→ **DIRECTIVE**
Transcribe every line of the records verbatim.

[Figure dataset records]
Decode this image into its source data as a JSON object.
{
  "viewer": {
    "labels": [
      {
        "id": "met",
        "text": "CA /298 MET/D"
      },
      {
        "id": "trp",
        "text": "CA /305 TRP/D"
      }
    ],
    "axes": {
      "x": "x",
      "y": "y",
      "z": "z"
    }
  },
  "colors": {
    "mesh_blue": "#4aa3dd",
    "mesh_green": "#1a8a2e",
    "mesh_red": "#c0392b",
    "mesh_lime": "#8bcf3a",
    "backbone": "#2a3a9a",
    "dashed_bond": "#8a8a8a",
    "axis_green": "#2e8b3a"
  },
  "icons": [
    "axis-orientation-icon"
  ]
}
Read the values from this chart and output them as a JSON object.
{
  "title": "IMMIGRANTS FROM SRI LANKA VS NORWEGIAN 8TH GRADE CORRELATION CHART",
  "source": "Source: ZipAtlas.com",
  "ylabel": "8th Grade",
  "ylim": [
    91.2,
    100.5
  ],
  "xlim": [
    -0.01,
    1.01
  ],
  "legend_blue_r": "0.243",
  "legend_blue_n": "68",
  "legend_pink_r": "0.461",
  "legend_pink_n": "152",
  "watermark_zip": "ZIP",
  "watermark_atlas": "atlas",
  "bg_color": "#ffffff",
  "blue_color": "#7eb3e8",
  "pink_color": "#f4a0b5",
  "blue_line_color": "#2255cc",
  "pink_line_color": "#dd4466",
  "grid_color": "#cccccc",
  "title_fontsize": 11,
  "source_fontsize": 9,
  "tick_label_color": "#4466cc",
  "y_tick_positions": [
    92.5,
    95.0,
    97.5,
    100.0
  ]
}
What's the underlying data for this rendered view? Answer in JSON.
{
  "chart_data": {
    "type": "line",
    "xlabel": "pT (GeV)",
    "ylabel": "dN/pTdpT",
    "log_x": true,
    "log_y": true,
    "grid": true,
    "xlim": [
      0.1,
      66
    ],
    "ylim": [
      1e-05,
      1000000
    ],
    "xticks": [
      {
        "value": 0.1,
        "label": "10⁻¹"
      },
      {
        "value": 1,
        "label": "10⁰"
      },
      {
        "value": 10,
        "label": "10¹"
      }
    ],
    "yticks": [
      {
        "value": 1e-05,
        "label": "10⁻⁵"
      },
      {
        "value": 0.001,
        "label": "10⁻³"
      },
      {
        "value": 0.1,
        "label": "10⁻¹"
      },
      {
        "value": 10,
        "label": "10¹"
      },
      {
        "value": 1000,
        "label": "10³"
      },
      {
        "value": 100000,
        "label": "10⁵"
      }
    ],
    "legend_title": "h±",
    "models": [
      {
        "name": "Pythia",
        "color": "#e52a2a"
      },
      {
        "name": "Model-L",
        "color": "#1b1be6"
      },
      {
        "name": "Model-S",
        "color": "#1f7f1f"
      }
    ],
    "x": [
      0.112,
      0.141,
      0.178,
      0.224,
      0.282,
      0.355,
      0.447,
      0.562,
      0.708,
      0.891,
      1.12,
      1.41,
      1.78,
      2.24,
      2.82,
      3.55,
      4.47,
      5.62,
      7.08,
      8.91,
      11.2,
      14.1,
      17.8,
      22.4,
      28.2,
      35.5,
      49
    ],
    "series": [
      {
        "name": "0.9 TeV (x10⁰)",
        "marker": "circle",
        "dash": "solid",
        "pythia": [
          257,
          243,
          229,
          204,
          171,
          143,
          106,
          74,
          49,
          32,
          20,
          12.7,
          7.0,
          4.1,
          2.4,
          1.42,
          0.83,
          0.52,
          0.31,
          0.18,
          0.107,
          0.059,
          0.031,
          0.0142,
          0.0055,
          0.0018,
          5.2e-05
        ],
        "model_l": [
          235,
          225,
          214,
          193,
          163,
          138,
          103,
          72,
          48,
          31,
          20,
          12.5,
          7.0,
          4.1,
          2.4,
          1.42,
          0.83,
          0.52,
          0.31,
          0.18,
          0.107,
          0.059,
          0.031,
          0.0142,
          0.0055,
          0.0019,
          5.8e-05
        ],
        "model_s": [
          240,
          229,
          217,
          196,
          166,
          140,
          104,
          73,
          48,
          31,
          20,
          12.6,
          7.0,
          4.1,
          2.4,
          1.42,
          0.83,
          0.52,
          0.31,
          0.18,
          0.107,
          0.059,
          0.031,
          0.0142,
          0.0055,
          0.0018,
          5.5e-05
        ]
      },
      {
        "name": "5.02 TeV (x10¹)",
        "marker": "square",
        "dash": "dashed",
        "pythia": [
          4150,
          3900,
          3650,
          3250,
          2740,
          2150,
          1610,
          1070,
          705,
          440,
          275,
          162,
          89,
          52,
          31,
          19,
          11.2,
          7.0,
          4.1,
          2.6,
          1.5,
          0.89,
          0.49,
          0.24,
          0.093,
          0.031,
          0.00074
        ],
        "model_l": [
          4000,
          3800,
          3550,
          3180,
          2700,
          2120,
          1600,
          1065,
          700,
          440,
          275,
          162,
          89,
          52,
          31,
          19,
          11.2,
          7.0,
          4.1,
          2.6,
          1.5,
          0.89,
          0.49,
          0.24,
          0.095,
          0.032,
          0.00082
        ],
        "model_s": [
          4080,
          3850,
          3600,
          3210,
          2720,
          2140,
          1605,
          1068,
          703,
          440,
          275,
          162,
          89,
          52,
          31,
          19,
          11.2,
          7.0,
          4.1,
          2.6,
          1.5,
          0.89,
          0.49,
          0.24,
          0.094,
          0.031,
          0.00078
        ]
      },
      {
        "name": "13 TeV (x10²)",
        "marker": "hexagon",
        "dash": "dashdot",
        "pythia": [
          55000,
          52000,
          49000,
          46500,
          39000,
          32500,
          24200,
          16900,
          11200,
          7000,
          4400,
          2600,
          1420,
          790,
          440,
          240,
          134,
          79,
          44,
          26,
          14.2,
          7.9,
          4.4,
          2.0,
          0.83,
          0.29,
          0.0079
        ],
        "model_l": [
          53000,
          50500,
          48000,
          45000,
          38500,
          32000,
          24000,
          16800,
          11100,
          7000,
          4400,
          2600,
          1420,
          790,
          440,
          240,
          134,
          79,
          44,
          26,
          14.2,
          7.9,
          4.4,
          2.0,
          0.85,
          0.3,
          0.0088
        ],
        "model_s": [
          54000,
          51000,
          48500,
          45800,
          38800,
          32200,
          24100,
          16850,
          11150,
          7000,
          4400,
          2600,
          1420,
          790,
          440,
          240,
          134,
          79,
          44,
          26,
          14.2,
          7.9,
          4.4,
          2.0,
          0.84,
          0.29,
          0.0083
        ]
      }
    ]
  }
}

→ **COMPLETE RESPONSE**
Decode this image into its source data as a JSON object.
{
  "viewer": {
    "labels": [
      {
        "id": "met",
        "text": "CA /298 MET/D"
      },
      {
        "id": "trp",
        "text": "CA /305 TRP/D"
      }
    ],
    "axes": {
      "x": "x",
      "y": "y",
      "z": "z"
    }
  },
  "colors": {
    "mesh_blue": "#4aa3dd",
    "mesh_green": "#1a8a2e",
    "mesh_red": "#c0392b",
    "mesh_lime": "#8bcf3a",
    "backbone": "#2a3a9a",
    "dashed_bond": "#8a8a8a",
    "axis_green": "#2e8b3a"
  },
  "icons": [
    "axis-orientation-icon"
  ]
}
Read the values from this chart and output them as a JSON object.
{
  "title": "IMMIGRANTS FROM SRI LANKA VS NORWEGIAN 8TH GRADE CORRELATION CHART",
  "source": "Source: ZipAtlas.com",
  "ylabel": "8th Grade",
  "ylim": [
    91.2,
    100.5
  ],
  "xlim": [
    -0.01,
    1.01
  ],
  "legend_blue_r": "0.243",
  "legend_blue_n": "68",
  "legend_pink_r": "0.461",
  "legend_pink_n": "152",
  "watermark_zip": "ZIP",
  "watermark_atlas": "atlas",
  "bg_color": "#ffffff",
  "blue_color": "#7eb3e8",
  "pink_color": "#f4a0b5",
  "blue_line_color": "#2255cc",
  "pink_line_color": "#dd4466",
  "grid_color": "#cccccc",
  "title_fontsize": 11,
  "source_fontsize": 9,
  "tick_label_color": "#4466cc",
  "y_tick_positions": [
    92.5,
    95.0,
    97.5,
    100.0
  ]
}
What's the underlying data for this rendered view? Answer in JSON.
{
  "chart_data": {
    "type": "line",
    "xlabel": "pT (GeV)",
    "ylabel": "dN/pTdpT",
    "log_x": true,
    "log_y": true,
    "grid": true,
    "xlim": [
      0.1,
      66
    ],
    "ylim": [
      1e-05,
      1000000
    ],
    "xticks": [
      {
        "value": 0.1,
        "label": "10⁻¹"
      },
      {
        "value": 1,
        "label": "10⁰"
      },
      {
        "value": 10,
        "label": "10¹"
      }
    ],
    "yticks": [
      {
        "value": 1e-05,
        "label": "10⁻⁵"
      },
      {
        "value": 0.001,
        "label": "10⁻³"
      },
      {
        "value": 0.1,
        "label": "10⁻¹"
      },
      {
        "value": 10,
        "label": "10¹"
      },
      {
        "value": 1000,
        "label": "10³"
      },
      {
        "value": 100000,
        "label": "10⁵"
      }
    ],
    "legend_title": "h±",
    "models": [
      {
        "name": "Pythia",
        "color": "#e52a2a"
      },
      {
        "name": "Model-L",
        "color": "#1b1be6"
      },
      {
        "name": "Model-S",
        "color": "#1f7f1f"
      }
    ],
    "x": [
      0.112,
      0.141,
      0.178,
      0.224,
      0.282,
      0.355,
      0.447,
      0.562,
      0.708,
      0.891,
      1.12,
      1.41,
      1.78,
      2.24,
      2.82,
      3.55,
      4.47,
      5.62,
      7.08,
      8.91,
      11.2,
      14.1,
      17.8,
      22.4,
      28.2,
      35.5,
      49
    ],
    "series": [
      {
        "name": "0.9 TeV (x10⁰)",
        "marker": "circle",
        "dash": "solid",
        "pythia": [
          257,
          243,
          229,
          204,
          171,
          143,
          106,
          74,
          49,
          32,
          20,
          12.7,
          7.0,
          4.1,
          2.4,
          1.42,
          0.83,
          0.52,
          0.31,
          0.18,
          0.107,
          0.059,
          0.031,
          0.0142,
          0.0055,
          0.0018,
          5.2e-05
        ],
        "model_l": [
          235,
          225,
          214,
          193,
          163,
          138,
          103,
          72,
          48,
          31,
          20,
          12.5,
          7.0,
          4.1,
          2.4,
          1.42,
          0.83,
          0.52,
          0.31,
          0.18,
          0.107,
          0.059,
          0.031,
          0.0142,
          0.0055,
          0.0019,
          5.8e-05
        ],
        "model_s": [
          240,
          229,
          217,
          196,
          166,
          140,
          104,
          73,
          48,
          31,
          20,
          12.6,
          7.0,
          4.1,
          2.4,
          1.42,
          0.83,
          0.52,
          0.31,
          0.18,
          0.107,
          0.059,
          0.031,
          0.0142,
          0.0055,
          0.0018,
          5.5e-05
        ]
      },
      {
        "name": "5.02 TeV (x10¹)",
        "marker": "square",
        "dash": "dashed",
        "pythia": [
          4150,
          3900,
          3650,
          3250,
          2740,
          2150,
          1610,
          1070,
          705,
          440,
          275,
          162,
          89,
          52,
          31,
          19,
          11.2,
          7.0,
          4.1,
          2.6,
          1.5,
          0.89,
          0.49,
          0.24,
          0.093,
          0.031,
          0.00074
        ],
        "model_l": [
          4000,
          3800,
          3550,
          3180,
          2700,
          2120,
          1600,
          1065,
          700,
          440,
          275,
          162,
          89,
          52,
          31,
          19,
          11.2,
          7.0,
          4.1,
          2.6,
          1.5,
          0.89,
          0.49,
          0.24,
          0.095,
          0.032,
          0.00082
        ],
        "model_s": [
          4080,
          3850,
          3600,
          3210,
          2720,
          2140,
          1605,
          1068,
          703,
          440,
          275,
          162,
          89,
          52,
          31,
          19,
          11.2,
          7.0,
          4.1,
          2.6,
          1.5,
          0.89,
          0.49,
          0.24,
          0.094,
          0.031,
          0.00078
        ]
      },
      {
        "name": "13 TeV (x10²)",
        "marker": "hexagon",
        "dash": "dashdot",
        "pythia": [
          55000,
          52000,
          49000,
          46500,
          39000,
          32500,
          24200,
          16900,
          11200,
          7000,
          4400,
          2600,
          1420,
          790,
          440,
          240,
          134,
          79,
          44,
          26,
          14.2,
          7.9,
          4.4,
          2.0,
          0.83,
          0.29,
          0.0079
        ],
        "model_l": [
          53000,
          50500,
          48000,
          45000,
          38500,
          32000,
          24000,
          16800,
          11100,
          7000,
          4400,
          2600,
          1420,
          790,
          440,
          240,
          134,
          79,
          44,
          26,
          14.2,
          7.9,
          4.4,
          2.0,
          0.85,
          0.3,
          0.0088
        ],
        "model_s": [
          54000,
          51000,
          48500,
          45800,
          38800,
          32200,
          24100,
          16850,
          11150,
          7000,
          4400,
          2600,
          1420,
          790,
          440,
          240,
          134,
          79,
          44,
          26,
          14.2,
          7.9,
          4.4,
          2.0,
          0.84,
          0.29,
          0.0083
        ]
      }
    ]
  }
}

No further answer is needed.